* START Record extracts *
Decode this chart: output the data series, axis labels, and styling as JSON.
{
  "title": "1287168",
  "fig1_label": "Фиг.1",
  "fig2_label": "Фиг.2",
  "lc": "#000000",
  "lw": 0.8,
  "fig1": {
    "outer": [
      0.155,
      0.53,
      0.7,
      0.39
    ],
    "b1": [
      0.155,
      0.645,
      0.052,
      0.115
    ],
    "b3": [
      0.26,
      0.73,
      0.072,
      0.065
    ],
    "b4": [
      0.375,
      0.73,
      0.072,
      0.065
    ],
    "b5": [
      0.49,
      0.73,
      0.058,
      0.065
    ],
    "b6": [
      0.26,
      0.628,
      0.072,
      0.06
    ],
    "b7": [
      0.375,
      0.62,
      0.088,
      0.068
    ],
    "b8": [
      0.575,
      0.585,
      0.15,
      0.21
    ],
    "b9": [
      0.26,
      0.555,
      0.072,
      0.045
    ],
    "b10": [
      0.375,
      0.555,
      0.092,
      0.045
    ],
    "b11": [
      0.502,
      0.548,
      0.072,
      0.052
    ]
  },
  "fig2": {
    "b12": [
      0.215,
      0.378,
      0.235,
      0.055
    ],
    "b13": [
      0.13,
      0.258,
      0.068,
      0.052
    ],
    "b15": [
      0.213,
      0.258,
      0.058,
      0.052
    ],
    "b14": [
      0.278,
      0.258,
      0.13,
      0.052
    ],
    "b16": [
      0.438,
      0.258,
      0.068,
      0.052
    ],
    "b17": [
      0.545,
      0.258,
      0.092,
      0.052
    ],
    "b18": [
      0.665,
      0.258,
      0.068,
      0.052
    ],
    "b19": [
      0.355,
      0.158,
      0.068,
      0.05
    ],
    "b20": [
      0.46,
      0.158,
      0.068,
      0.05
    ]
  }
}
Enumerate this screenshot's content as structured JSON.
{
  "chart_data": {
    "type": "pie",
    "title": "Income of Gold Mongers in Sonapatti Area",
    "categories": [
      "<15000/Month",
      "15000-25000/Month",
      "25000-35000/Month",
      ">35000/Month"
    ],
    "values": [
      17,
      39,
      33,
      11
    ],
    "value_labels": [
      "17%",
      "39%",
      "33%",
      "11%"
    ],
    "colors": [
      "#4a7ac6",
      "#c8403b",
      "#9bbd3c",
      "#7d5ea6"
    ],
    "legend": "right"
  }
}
* END Record extracts *
Task requirements:
Please repeat all the records above exactly as they appear.

Response to the task:
Decode this chart: output the data series, axis labels, and styling as JSON.
{
  "title": "1287168",
  "fig1_label": "Фиг.1",
  "fig2_label": "Фиг.2",
  "lc": "#000000",
  "lw": 0.8,
  "fig1": {
    "outer": [
      0.155,
      0.53,
      0.7,
      0.39
    ],
    "b1": [
      0.155,
      0.645,
      0.052,
      0.115
    ],
    "b3": [
      0.26,
      0.73,
      0.072,
      0.065
    ],
    "b4": [
      0.375,
      0.73,
      0.072,
      0.065
    ],
    "b5": [
      0.49,
      0.73,
      0.058,
      0.065
    ],
    "b6": [
      0.26,
      0.628,
      0.072,
      0.06
    ],
    "b7": [
      0.375,
      0.62,
      0.088,
      0.068
    ],
    "b8": [
      0.575,
      0.585,
      0.15,
      0.21
    ],
    "b9": [
      0.26,
      0.555,
      0.072,
      0.045
    ],
    "b10": [
      0.375,
      0.555,
      0.092,
      0.045
    ],
    "b11": [
      0.502,
      0.548,
      0.072,
      0.052
    ]
  },
  "fig2": {
    "b12": [
      0.215,
      0.378,
      0.235,
      0.055
    ],
    "b13": [
      0.13,
      0.258,
      0.068,
      0.052
    ],
    "b15": [
      0.213,
      0.258,
      0.058,
      0.052
    ],
    "b14": [
      0.278,
      0.258,
      0.13,
      0.052
    ],
    "b16": [
      0.438,
      0.258,
      0.068,
      0.052
    ],
    "b17": [
      0.545,
      0.258,
      0.092,
      0.052
    ],
    "b18": [
      0.665,
      0.258,
      0.068,
      0.052
    ],
    "b19": [
      0.355,
      0.158,
      0.068,
      0.05
    ],
    "b20": [
      0.46,
      0.158,
      0.068,
      0.05
    ]
  }
}
Enumerate this screenshot's content as structured JSON.
{
  "chart_data": {
    "type": "pie",
    "title": "Income of Gold Mongers in Sonapatti Area",
    "categories": [
      "<15000/Month",
      "15000-25000/Month",
      "25000-35000/Month",
      ">35000/Month"
    ],
    "values": [
      17,
      39,
      33,
      11
    ],
    "value_labels": [
      "17%",
      "39%",
      "33%",
      "11%"
    ],
    "colors": [
      "#4a7ac6",
      "#c8403b",
      "#9bbd3c",
      "#7d5ea6"
    ],
    "legend": "right"
  }
}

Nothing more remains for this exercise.